Brief:
Reproduce the material below verbatim, starting at the line that contains "chance-diagonal — [313, 60, 1125, 872]" and ending at the end of the material, with the pictures left out.

Task input:
— BEGIN —

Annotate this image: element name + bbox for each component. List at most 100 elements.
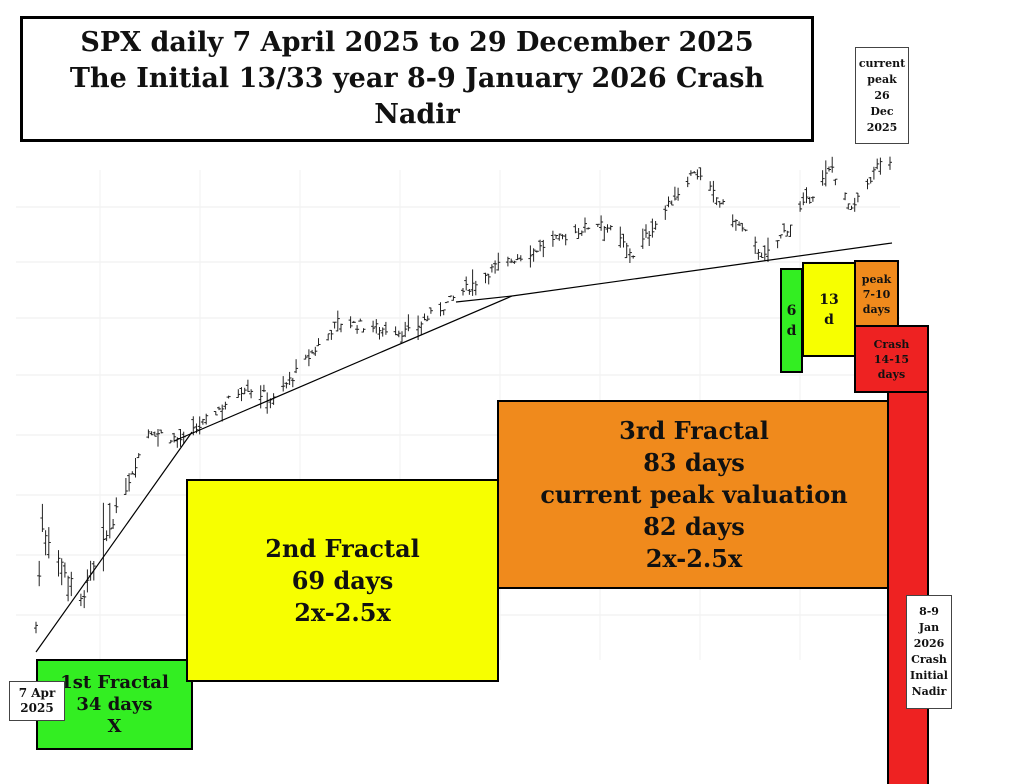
ohlc-bar bbox=[663, 205, 668, 220]
ohlc-bar bbox=[843, 192, 848, 201]
ohlc-bar bbox=[878, 157, 883, 175]
ohlc-bar bbox=[294, 359, 299, 374]
ohlc-bar bbox=[621, 233, 626, 248]
ohlc-bar bbox=[602, 226, 607, 242]
ohlc-bar bbox=[608, 225, 613, 231]
ohlc-bar bbox=[223, 401, 228, 410]
ohlc-bar bbox=[355, 325, 360, 334]
ohlc-bar bbox=[146, 429, 151, 439]
ohlc-bar bbox=[721, 199, 726, 205]
ohlc-bar bbox=[34, 621, 38, 634]
ohlc-bar bbox=[406, 314, 411, 332]
ohlc-bar bbox=[111, 519, 116, 529]
ohlc-bar bbox=[650, 218, 655, 238]
ohlc-bar bbox=[313, 346, 318, 356]
ohlc-bar bbox=[396, 330, 401, 338]
thirteen-day-box: 13 d bbox=[802, 262, 856, 357]
ohlc-bar bbox=[762, 245, 767, 261]
crash-days-box: Crash 14-15 days bbox=[854, 325, 929, 393]
ohlc-bar bbox=[830, 156, 835, 173]
ohlc-bar bbox=[130, 471, 135, 475]
ohlc-bar bbox=[101, 502, 106, 572]
ohlc-bar bbox=[579, 230, 584, 236]
ohlc-bar bbox=[204, 413, 209, 425]
ohlc-bar bbox=[827, 166, 831, 172]
ohlc-bar bbox=[509, 258, 514, 264]
ohlc-bar bbox=[640, 228, 645, 249]
ohlc-bar bbox=[695, 169, 700, 180]
ohlc-bar bbox=[489, 264, 494, 273]
ohlc-bar bbox=[351, 320, 356, 323]
ohlc-bar bbox=[374, 319, 379, 334]
nadir-label: 8-9 Jan 2026 Crash Initial Nadir bbox=[906, 595, 952, 709]
ohlc-bar bbox=[444, 301, 449, 304]
ohlc-bar bbox=[371, 320, 376, 333]
ohlc-bar bbox=[242, 387, 247, 395]
ohlc-bar bbox=[464, 276, 469, 291]
ohlc-bar bbox=[618, 226, 623, 248]
fractal-3-box: 3rd Fractal 83 days current peak valuati… bbox=[497, 400, 891, 589]
ohlc-bar bbox=[104, 530, 109, 542]
ohlc-bar bbox=[541, 239, 546, 258]
ohlc-bar bbox=[303, 354, 308, 360]
ohlc-bar bbox=[220, 404, 225, 422]
ohlc-bar bbox=[123, 478, 128, 495]
ohlc-bar bbox=[785, 230, 790, 237]
ohlc-bar bbox=[801, 192, 806, 206]
ohlc-bar bbox=[692, 171, 697, 174]
ohlc-bar bbox=[441, 309, 446, 316]
ohlc-bar bbox=[419, 321, 424, 336]
ohlc-bar bbox=[775, 240, 780, 249]
ohlc-bar bbox=[875, 158, 880, 170]
ohlc-bar bbox=[753, 236, 758, 254]
ohlc-bar bbox=[804, 187, 809, 204]
ohlc-bar bbox=[56, 550, 61, 577]
ohlc-bar bbox=[756, 249, 761, 260]
ohlc-bar bbox=[631, 255, 636, 259]
ohlc-bar bbox=[377, 327, 382, 340]
ohlc-bar bbox=[647, 231, 652, 246]
ohlc-bar bbox=[766, 237, 770, 262]
six-day-box: 6 d bbox=[780, 268, 803, 373]
ohlc-bar bbox=[644, 224, 648, 238]
ohlc-bar bbox=[348, 316, 353, 329]
ohlc-bar bbox=[798, 201, 803, 212]
ohlc-bar bbox=[217, 406, 221, 411]
ohlc-bar bbox=[226, 395, 231, 399]
ohlc-bar bbox=[62, 562, 67, 578]
ohlc-bar bbox=[563, 233, 568, 246]
ohlc-bar bbox=[329, 329, 334, 340]
ohlc-bar bbox=[583, 217, 587, 233]
ohlc-bar bbox=[554, 234, 559, 240]
ohlc-bar bbox=[46, 527, 51, 559]
ohlc-bar bbox=[515, 254, 520, 261]
ohlc-bar bbox=[676, 187, 681, 201]
ohlc-bar bbox=[438, 302, 443, 317]
ohlc-bar bbox=[287, 371, 292, 385]
ohlc-bar bbox=[714, 197, 719, 206]
peak-days-box: peak 7-10 days bbox=[854, 260, 899, 328]
ohlc-bar bbox=[78, 593, 83, 607]
ohlc-bar bbox=[852, 197, 857, 212]
ohlc-bar bbox=[69, 571, 74, 597]
ohlc-bar bbox=[833, 178, 838, 186]
ohlc-bar bbox=[149, 431, 154, 436]
ohlc-bar bbox=[258, 385, 263, 409]
ohlc-bar bbox=[534, 250, 539, 253]
ohlc-bar bbox=[159, 429, 164, 434]
ohlc-bar bbox=[284, 382, 289, 389]
ohlc-bar bbox=[332, 321, 337, 329]
ohlc-bar bbox=[528, 245, 533, 268]
ohlc-bar bbox=[339, 323, 343, 333]
ohlc-bar bbox=[595, 223, 600, 227]
ohlc-bar bbox=[518, 255, 523, 262]
fractal-2-box: 2nd Fractal 69 days 2x-2.5x bbox=[186, 479, 499, 682]
ohlc-bar bbox=[66, 575, 71, 602]
ohlc-bar bbox=[849, 205, 854, 210]
ohlc-bar bbox=[871, 166, 876, 180]
ohlc-bar bbox=[599, 215, 604, 231]
price-bars bbox=[34, 156, 892, 634]
ohlc-bar bbox=[281, 376, 286, 392]
ohlc-bar bbox=[249, 389, 254, 399]
ohlc-bar bbox=[245, 379, 250, 392]
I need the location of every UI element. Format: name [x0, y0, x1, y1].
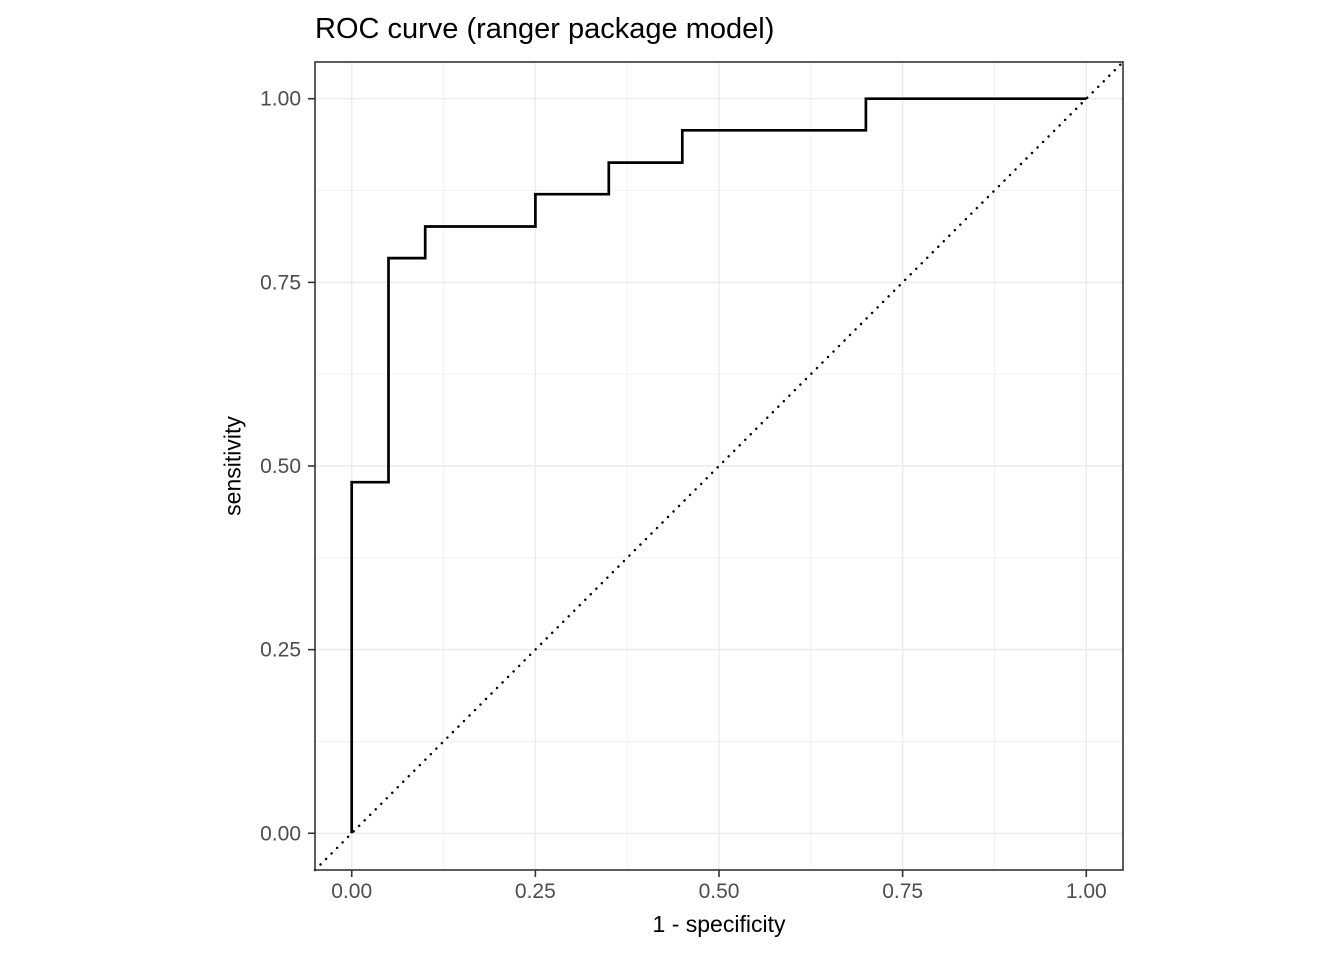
chance-diagonal — [313, 60, 1125, 872]
x-tick-label: 0.00 — [331, 880, 372, 903]
x-tick-label: 1.00 — [1066, 880, 1107, 903]
x-tick-label: 0.50 — [699, 880, 740, 903]
y-tick-label: 0.75 — [260, 271, 301, 294]
roc-step-curve — [350, 97, 1087, 834]
y-tick-label: 0.25 — [260, 639, 301, 662]
y-tick-label: 0.50 — [260, 455, 301, 478]
chart-title: ROC curve (ranger package model) — [315, 13, 775, 45]
y-tick-label: 1.00 — [260, 88, 301, 111]
x-axis-title: 1 - specificity — [652, 911, 786, 937]
x-tick-label: 0.25 — [515, 880, 556, 903]
y-tick-label: 0.00 — [260, 822, 301, 845]
x-tick-label: 0.75 — [882, 880, 923, 903]
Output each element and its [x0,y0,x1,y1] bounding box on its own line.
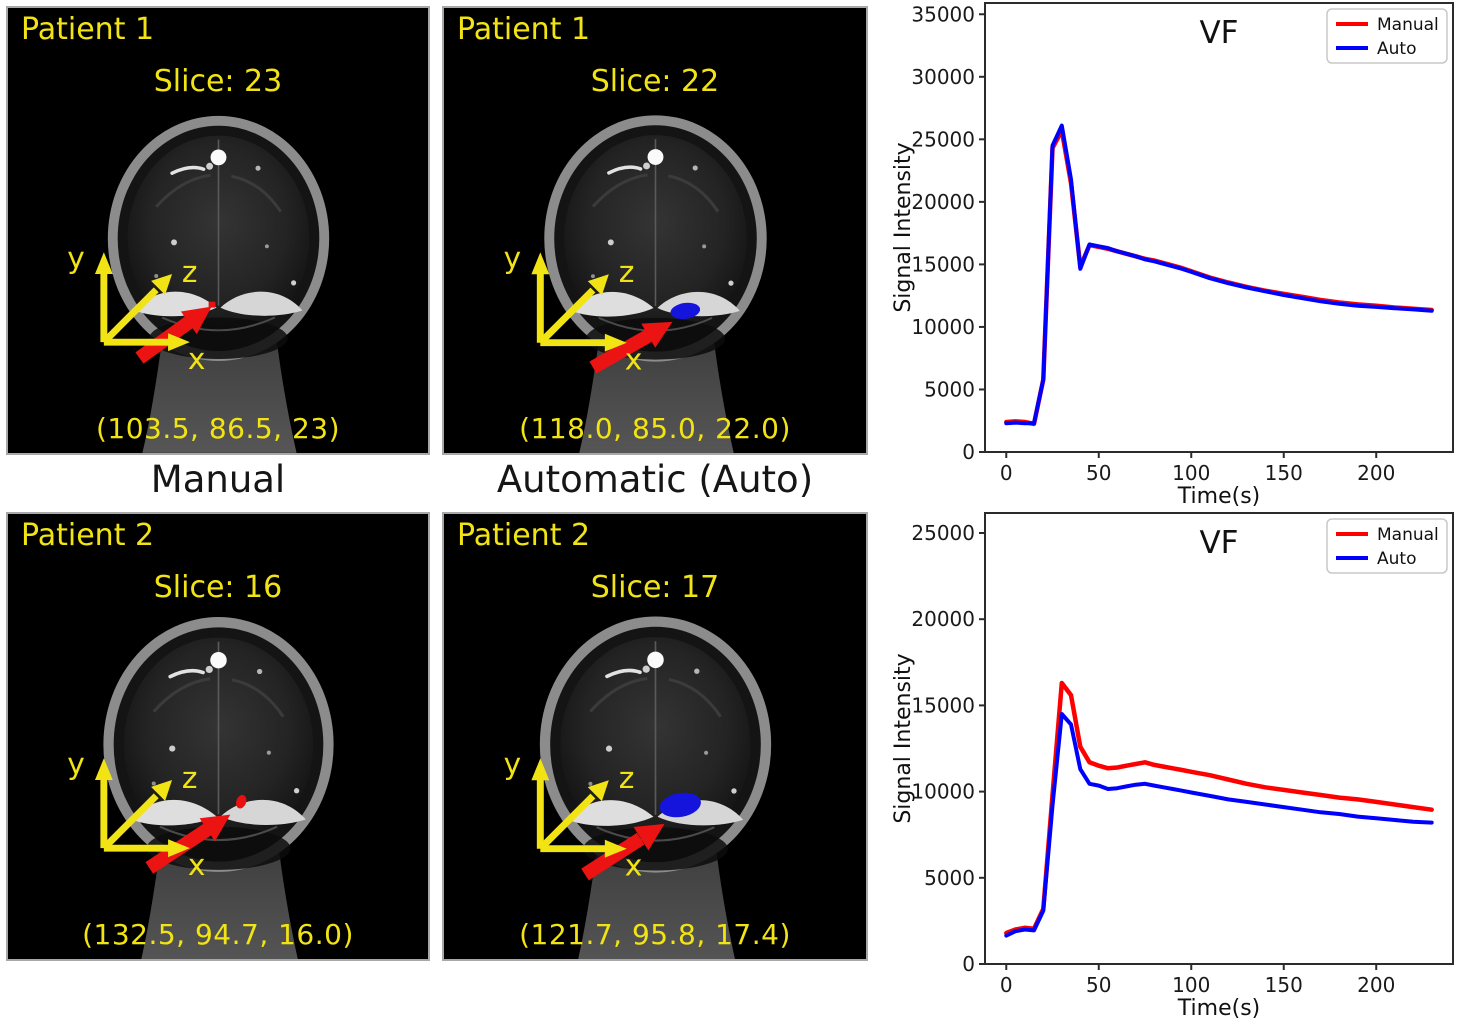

— END —

Response to the task:
chance-diagonal — [313, 60, 1125, 872]
x-tick-label: 0.00 — [331, 880, 372, 903]
x-tick-label: 1.00 — [1066, 880, 1107, 903]
x-tick-label: 0.50 — [699, 880, 740, 903]
y-tick-label: 0.75 — [260, 271, 301, 294]
roc-step-curve — [350, 97, 1087, 834]
y-tick-label: 0.25 — [260, 639, 301, 662]
y-tick-label: 0.50 — [260, 455, 301, 478]
chart-title: ROC curve (ranger package model) — [315, 13, 775, 45]
y-tick-label: 1.00 — [260, 88, 301, 111]
x-axis-title: 1 - specificity — [652, 911, 786, 937]
x-tick-label: 0.25 — [515, 880, 556, 903]
y-tick-label: 0.00 — [260, 822, 301, 845]
x-tick-label: 0.75 — [882, 880, 923, 903]
Output each element and its [x0,y0,x1,y1] bounding box on its own line.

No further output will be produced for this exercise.